=== WORK INSTRUCTIONS ===
Pull out every line with the word "title" from the entries below.

=== DATA LINES ===
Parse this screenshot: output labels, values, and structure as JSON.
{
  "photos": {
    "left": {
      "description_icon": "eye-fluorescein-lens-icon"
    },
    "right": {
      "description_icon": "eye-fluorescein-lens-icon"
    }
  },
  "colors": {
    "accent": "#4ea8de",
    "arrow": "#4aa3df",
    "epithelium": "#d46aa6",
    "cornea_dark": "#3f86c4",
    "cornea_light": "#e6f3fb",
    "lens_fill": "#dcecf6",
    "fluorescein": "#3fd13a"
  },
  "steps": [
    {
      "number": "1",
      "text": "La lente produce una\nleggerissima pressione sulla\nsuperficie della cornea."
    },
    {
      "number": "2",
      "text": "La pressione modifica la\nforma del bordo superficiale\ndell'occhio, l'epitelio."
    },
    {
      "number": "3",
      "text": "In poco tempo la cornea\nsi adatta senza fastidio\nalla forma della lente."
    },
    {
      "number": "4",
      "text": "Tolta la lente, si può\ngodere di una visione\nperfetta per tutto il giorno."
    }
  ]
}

--

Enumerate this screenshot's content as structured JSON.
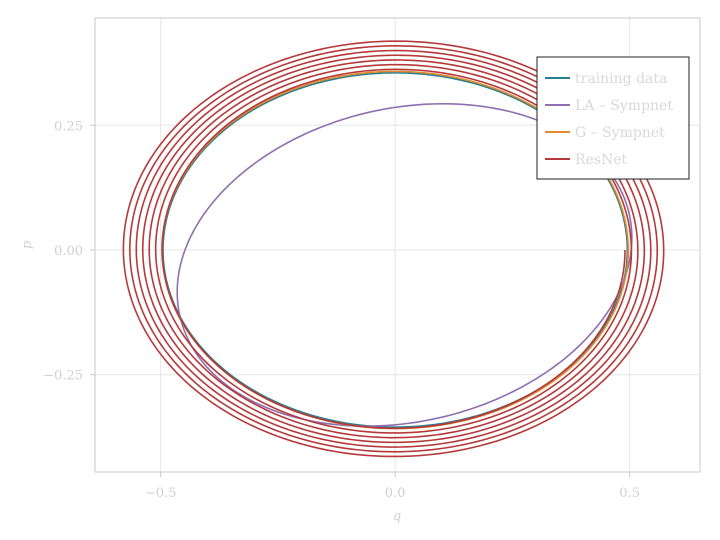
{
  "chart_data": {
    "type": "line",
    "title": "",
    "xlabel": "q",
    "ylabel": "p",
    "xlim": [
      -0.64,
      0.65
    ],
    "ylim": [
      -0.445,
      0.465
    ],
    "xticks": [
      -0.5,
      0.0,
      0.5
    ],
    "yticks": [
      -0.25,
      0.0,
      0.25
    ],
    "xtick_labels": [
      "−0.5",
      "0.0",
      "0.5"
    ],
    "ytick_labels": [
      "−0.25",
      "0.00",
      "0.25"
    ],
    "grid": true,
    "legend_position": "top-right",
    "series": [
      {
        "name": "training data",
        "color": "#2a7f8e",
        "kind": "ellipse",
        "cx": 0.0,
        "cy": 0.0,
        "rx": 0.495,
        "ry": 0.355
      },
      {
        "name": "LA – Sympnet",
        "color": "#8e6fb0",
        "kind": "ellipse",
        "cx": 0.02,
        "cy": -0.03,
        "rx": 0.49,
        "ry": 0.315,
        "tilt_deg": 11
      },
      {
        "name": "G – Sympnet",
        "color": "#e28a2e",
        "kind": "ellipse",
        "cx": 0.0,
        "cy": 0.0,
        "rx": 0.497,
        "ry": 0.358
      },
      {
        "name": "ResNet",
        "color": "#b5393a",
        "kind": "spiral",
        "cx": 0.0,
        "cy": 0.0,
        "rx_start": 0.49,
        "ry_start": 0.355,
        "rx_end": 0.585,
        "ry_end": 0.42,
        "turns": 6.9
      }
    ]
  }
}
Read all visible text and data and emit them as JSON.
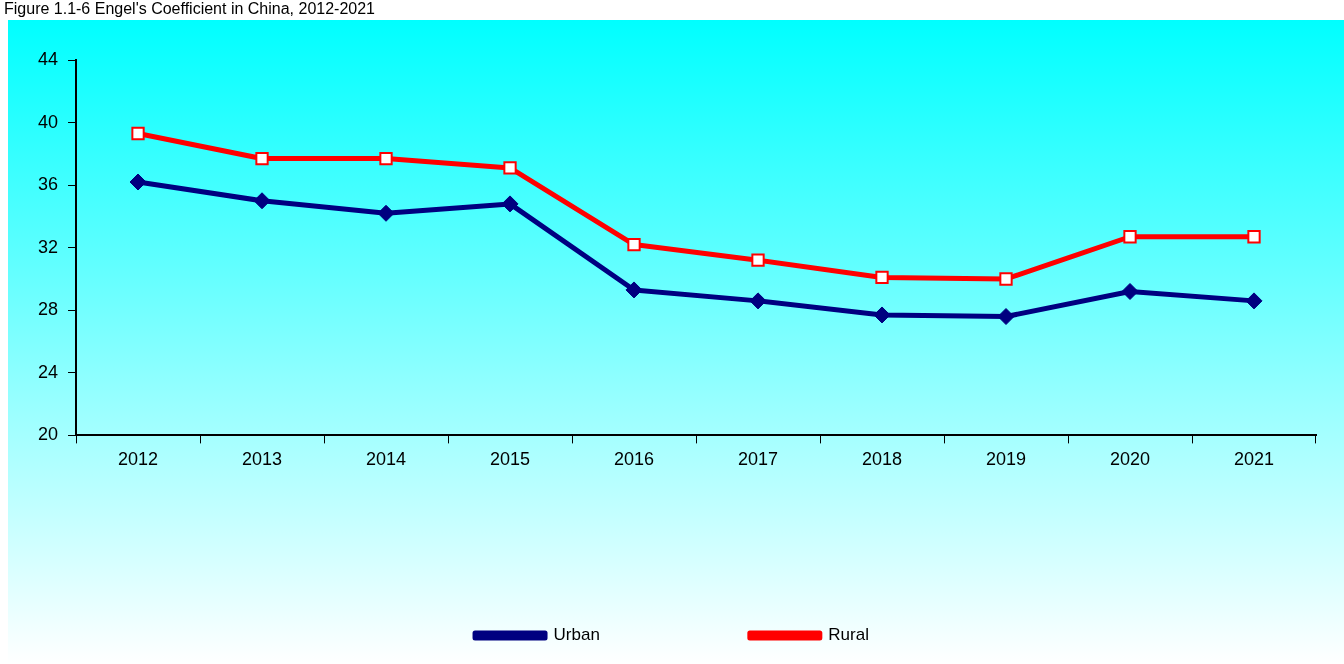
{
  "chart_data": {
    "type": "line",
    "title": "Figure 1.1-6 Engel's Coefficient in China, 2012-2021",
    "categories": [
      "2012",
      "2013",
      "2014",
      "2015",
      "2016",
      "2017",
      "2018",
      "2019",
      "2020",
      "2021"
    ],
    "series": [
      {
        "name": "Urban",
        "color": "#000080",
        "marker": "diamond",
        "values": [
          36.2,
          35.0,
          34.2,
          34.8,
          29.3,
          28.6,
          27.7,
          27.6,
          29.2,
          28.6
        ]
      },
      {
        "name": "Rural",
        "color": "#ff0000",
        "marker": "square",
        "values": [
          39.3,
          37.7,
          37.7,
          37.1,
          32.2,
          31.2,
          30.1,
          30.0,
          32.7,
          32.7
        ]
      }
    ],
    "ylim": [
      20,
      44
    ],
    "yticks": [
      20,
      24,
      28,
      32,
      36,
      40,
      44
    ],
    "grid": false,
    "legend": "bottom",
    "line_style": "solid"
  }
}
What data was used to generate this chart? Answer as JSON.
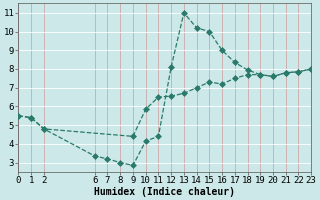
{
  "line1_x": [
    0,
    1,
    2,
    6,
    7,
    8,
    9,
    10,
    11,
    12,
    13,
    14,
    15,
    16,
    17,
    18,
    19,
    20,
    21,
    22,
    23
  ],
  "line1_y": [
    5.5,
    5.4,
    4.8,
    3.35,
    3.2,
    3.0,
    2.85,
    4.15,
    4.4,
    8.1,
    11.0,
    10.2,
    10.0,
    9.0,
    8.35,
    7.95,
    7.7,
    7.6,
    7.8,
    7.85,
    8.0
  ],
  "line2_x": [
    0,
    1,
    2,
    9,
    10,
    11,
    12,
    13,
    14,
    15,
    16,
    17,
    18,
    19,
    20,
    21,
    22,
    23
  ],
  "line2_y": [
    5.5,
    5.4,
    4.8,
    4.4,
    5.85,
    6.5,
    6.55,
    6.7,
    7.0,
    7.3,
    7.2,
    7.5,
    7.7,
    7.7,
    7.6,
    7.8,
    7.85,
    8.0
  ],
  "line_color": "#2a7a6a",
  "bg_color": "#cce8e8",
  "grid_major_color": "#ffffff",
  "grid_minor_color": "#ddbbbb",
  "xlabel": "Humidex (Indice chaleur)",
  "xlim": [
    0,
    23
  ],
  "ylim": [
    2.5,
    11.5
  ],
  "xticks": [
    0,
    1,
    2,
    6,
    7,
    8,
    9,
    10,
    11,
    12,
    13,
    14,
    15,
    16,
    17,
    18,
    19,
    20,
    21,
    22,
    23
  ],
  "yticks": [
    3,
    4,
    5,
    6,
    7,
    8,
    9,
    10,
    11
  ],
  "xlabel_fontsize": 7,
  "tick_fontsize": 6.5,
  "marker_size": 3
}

=== SOLVED PROBLEM ===
    "title": "",
    "title": "Figure 1.1-6 Engel's Coefficient in China, 2012-2021",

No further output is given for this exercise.